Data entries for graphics
[Start]

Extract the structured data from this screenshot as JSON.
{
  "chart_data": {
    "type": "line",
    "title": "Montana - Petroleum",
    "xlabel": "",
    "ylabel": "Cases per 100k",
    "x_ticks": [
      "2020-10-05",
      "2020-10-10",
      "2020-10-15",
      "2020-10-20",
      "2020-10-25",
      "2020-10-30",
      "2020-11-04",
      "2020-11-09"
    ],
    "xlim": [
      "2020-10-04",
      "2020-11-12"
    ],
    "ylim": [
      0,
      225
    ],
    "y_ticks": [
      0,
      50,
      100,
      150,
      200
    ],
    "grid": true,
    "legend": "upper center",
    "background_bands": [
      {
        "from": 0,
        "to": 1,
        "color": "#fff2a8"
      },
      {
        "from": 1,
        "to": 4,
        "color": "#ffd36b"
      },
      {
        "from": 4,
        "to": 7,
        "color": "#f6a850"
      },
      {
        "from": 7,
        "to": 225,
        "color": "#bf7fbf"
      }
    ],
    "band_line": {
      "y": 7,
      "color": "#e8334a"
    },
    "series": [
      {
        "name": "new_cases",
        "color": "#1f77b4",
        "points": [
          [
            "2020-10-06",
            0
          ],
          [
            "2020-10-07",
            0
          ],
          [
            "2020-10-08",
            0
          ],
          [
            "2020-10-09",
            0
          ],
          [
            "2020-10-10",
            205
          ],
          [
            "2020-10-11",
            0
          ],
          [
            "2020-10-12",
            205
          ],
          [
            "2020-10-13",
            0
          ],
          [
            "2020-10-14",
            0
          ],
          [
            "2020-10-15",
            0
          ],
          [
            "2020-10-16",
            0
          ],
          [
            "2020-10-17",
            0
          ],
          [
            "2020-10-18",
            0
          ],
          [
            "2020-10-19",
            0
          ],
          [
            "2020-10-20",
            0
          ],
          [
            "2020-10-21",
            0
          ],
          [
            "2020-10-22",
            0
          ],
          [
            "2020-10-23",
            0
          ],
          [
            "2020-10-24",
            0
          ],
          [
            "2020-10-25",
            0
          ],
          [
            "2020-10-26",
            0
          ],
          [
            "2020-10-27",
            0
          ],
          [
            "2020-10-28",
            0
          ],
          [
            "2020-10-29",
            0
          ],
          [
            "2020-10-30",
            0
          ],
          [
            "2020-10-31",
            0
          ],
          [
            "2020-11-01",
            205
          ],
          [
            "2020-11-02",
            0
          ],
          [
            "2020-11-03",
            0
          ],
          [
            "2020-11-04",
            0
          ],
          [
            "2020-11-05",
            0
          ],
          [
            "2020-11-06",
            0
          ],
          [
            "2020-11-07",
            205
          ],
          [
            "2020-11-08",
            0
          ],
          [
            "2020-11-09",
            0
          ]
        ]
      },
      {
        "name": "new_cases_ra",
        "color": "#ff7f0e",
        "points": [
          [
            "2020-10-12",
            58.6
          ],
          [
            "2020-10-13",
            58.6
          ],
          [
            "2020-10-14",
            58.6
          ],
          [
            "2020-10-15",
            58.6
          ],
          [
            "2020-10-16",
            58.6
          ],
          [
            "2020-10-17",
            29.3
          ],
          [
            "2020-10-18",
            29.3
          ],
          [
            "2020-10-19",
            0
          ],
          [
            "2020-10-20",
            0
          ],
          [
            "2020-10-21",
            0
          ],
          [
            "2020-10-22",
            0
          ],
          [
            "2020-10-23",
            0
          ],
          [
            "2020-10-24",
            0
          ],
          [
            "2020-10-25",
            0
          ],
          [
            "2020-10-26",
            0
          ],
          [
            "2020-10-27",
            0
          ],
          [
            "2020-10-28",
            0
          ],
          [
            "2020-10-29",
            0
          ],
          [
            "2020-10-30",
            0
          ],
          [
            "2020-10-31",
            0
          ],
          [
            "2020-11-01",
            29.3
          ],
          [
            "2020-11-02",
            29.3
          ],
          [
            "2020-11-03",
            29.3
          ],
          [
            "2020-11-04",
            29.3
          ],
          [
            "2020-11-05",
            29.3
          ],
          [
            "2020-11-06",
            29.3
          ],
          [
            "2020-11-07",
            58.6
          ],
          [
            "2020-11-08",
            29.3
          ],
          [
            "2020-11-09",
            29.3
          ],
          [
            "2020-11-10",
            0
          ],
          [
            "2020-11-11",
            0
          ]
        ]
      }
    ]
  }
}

[End]

EXERCISE INSTRUCTIONS>
Each line of the material above needs to be quoted exactly, please.

EXERCISE ANSWER>
Extract the structured data from this screenshot as JSON.
{
  "chart_data": {
    "type": "line",
    "title": "Montana - Petroleum",
    "xlabel": "",
    "ylabel": "Cases per 100k",
    "x_ticks": [
      "2020-10-05",
      "2020-10-10",
      "2020-10-15",
      "2020-10-20",
      "2020-10-25",
      "2020-10-30",
      "2020-11-04",
      "2020-11-09"
    ],
    "xlim": [
      "2020-10-04",
      "2020-11-12"
    ],
    "ylim": [
      0,
      225
    ],
    "y_ticks": [
      0,
      50,
      100,
      150,
      200
    ],
    "grid": true,
    "legend": "upper center",
    "background_bands": [
      {
        "from": 0,
        "to": 1,
        "color": "#fff2a8"
      },
      {
        "from": 1,
        "to": 4,
        "color": "#ffd36b"
      },
      {
        "from": 4,
        "to": 7,
        "color": "#f6a850"
      },
      {
        "from": 7,
        "to": 225,
        "color": "#bf7fbf"
      }
    ],
    "band_line": {
      "y": 7,
      "color": "#e8334a"
    },
    "series": [
      {
        "name": "new_cases",
        "color": "#1f77b4",
        "points": [
          [
            "2020-10-06",
            0
          ],
          [
            "2020-10-07",
            0
          ],
          [
            "2020-10-08",
            0
          ],
          [
            "2020-10-09",
            0
          ],
          [
            "2020-10-10",
            205
          ],
          [
            "2020-10-11",
            0
          ],
          [
            "2020-10-12",
            205
          ],
          [
            "2020-10-13",
            0
          ],
          [
            "2020-10-14",
            0
          ],
          [
            "2020-10-15",
            0
          ],
          [
            "2020-10-16",
            0
          ],
          [
            "2020-10-17",
            0
          ],
          [
            "2020-10-18",
            0
          ],
          [
            "2020-10-19",
            0
          ],
          [
            "2020-10-20",
            0
          ],
          [
            "2020-10-21",
            0
          ],
          [
            "2020-10-22",
            0
          ],
          [
            "2020-10-23",
            0
          ],
          [
            "2020-10-24",
            0
          ],
          [
            "2020-10-25",
            0
          ],
          [
            "2020-10-26",
            0
          ],
          [
            "2020-10-27",
            0
          ],
          [
            "2020-10-28",
            0
          ],
          [
            "2020-10-29",
            0
          ],
          [
            "2020-10-30",
            0
          ],
          [
            "2020-10-31",
            0
          ],
          [
            "2020-11-01",
            205
          ],
          [
            "2020-11-02",
            0
          ],
          [
            "2020-11-03",
            0
          ],
          [
            "2020-11-04",
            0
          ],
          [
            "2020-11-05",
            0
          ],
          [
            "2020-11-06",
            0
          ],
          [
            "2020-11-07",
            205
          ],
          [
            "2020-11-08",
            0
          ],
          [
            "2020-11-09",
            0
          ]
        ]
      },
      {
        "name": "new_cases_ra",
        "color": "#ff7f0e",
        "points": [
          [
            "2020-10-12",
            58.6
          ],
          [
            "2020-10-13",
            58.6
          ],
          [
            "2020-10-14",
            58.6
          ],
          [
            "2020-10-15",
            58.6
          ],
          [
            "2020-10-16",
            58.6
          ],
          [
            "2020-10-17",
            29.3
          ],
          [
            "2020-10-18",
            29.3
          ],
          [
            "2020-10-19",
            0
          ],
          [
            "2020-10-20",
            0
          ],
          [
            "2020-10-21",
            0
          ],
          [
            "2020-10-22",
            0
          ],
          [
            "2020-10-23",
            0
          ],
          [
            "2020-10-24",
            0
          ],
          [
            "2020-10-25",
            0
          ],
          [
            "2020-10-26",
            0
          ],
          [
            "2020-10-27",
            0
          ],
          [
            "2020-10-28",
            0
          ],
          [
            "2020-10-29",
            0
          ],
          [
            "2020-10-30",
            0
          ],
          [
            "2020-10-31",
            0
          ],
          [
            "2020-11-01",
            29.3
          ],
          [
            "2020-11-02",
            29.3
          ],
          [
            "2020-11-03",
            29.3
          ],
          [
            "2020-11-04",
            29.3
          ],
          [
            "2020-11-05",
            29.3
          ],
          [
            "2020-11-06",
            29.3
          ],
          [
            "2020-11-07",
            58.6
          ],
          [
            "2020-11-08",
            29.3
          ],
          [
            "2020-11-09",
            29.3
          ],
          [
            "2020-11-10",
            0
          ],
          [
            "2020-11-11",
            0
          ]
        ]
      }
    ]
  }
}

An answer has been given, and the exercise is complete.